▶ **GIVEN PROBLEM**: Reproduce each line exactly, including spacing and punctuation.

Stored data entries
────────────────

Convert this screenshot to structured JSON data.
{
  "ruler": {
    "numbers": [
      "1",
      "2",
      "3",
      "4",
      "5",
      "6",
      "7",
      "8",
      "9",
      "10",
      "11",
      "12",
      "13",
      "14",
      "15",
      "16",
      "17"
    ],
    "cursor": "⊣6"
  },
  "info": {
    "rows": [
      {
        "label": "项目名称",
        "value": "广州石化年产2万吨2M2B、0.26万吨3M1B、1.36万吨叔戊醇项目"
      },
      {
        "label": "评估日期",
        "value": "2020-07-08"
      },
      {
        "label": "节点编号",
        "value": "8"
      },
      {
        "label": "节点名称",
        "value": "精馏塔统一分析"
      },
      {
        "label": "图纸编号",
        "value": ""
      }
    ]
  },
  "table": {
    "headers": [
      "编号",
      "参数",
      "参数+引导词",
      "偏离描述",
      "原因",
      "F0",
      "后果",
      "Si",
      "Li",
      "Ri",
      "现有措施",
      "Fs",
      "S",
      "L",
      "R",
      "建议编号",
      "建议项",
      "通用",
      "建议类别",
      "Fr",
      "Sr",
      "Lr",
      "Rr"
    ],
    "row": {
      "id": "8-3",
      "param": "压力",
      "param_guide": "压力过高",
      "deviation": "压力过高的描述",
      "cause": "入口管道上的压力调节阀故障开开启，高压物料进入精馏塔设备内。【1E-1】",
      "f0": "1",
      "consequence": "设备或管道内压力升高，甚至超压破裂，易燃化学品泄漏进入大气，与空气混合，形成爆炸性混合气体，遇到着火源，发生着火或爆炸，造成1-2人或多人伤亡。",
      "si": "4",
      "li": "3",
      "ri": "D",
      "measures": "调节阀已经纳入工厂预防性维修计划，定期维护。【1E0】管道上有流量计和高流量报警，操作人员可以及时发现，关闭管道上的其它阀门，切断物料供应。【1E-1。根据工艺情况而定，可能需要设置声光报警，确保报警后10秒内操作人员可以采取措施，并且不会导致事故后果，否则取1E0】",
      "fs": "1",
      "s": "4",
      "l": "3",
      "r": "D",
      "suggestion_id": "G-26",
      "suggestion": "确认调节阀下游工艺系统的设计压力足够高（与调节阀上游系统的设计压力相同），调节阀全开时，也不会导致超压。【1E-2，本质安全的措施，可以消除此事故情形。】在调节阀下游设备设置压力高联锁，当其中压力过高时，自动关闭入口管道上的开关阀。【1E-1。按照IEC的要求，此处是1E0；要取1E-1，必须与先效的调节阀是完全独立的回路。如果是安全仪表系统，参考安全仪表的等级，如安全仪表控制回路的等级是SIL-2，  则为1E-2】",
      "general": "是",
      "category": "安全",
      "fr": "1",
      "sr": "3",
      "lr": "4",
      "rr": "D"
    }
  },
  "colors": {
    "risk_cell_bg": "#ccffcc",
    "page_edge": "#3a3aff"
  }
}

────────────────

▶ **TASK OUTPUT**:
Convert this screenshot to structured JSON data.
{
  "ruler": {
    "numbers": [
      "1",
      "2",
      "3",
      "4",
      "5",
      "6",
      "7",
      "8",
      "9",
      "10",
      "11",
      "12",
      "13",
      "14",
      "15",
      "16",
      "17"
    ],
    "cursor": "⊣6"
  },
  "info": {
    "rows": [
      {
        "label": "项目名称",
        "value": "广州石化年产2万吨2M2B、0.26万吨3M1B、1.36万吨叔戊醇项目"
      },
      {
        "label": "评估日期",
        "value": "2020-07-08"
      },
      {
        "label": "节点编号",
        "value": "8"
      },
      {
        "label": "节点名称",
        "value": "精馏塔统一分析"
      },
      {
        "label": "图纸编号",
        "value": ""
      }
    ]
  },
  "table": {
    "headers": [
      "编号",
      "参数",
      "参数+引导词",
      "偏离描述",
      "原因",
      "F0",
      "后果",
      "Si",
      "Li",
      "Ri",
      "现有措施",
      "Fs",
      "S",
      "L",
      "R",
      "建议编号",
      "建议项",
      "通用",
      "建议类别",
      "Fr",
      "Sr",
      "Lr",
      "Rr"
    ],
    "row": {
      "id": "8-3",
      "param": "压力",
      "param_guide": "压力过高",
      "deviation": "压力过高的描述",
      "cause": "入口管道上的压力调节阀故障开开启，高压物料进入精馏塔设备内。【1E-1】",
      "f0": "1",
      "consequence": "设备或管道内压力升高，甚至超压破裂，易燃化学品泄漏进入大气，与空气混合，形成爆炸性混合气体，遇到着火源，发生着火或爆炸，造成1-2人或多人伤亡。",
      "si": "4",
      "li": "3",
      "ri": "D",
      "measures": "调节阀已经纳入工厂预防性维修计划，定期维护。【1E0】管道上有流量计和高流量报警，操作人员可以及时发现，关闭管道上的其它阀门，切断物料供应。【1E-1。根据工艺情况而定，可能需要设置声光报警，确保报警后10秒内操作人员可以采取措施，并且不会导致事故后果，否则取1E0】",
      "fs": "1",
      "s": "4",
      "l": "3",
      "r": "D",
      "suggestion_id": "G-26",
      "suggestion": "确认调节阀下游工艺系统的设计压力足够高（与调节阀上游系统的设计压力相同），调节阀全开时，也不会导致超压。【1E-2，本质安全的措施，可以消除此事故情形。】在调节阀下游设备设置压力高联锁，当其中压力过高时，自动关闭入口管道上的开关阀。【1E-1。按照IEC的要求，此处是1E0；要取1E-1，必须与先效的调节阀是完全独立的回路。如果是安全仪表系统，参考安全仪表的等级，如安全仪表控制回路的等级是SIL-2，  则为1E-2】",
      "general": "是",
      "category": "安全",
      "fr": "1",
      "sr": "3",
      "lr": "4",
      "rr": "D"
    }
  },
  "colors": {
    "risk_cell_bg": "#ccffcc",
    "page_edge": "#3a3aff"
  }
}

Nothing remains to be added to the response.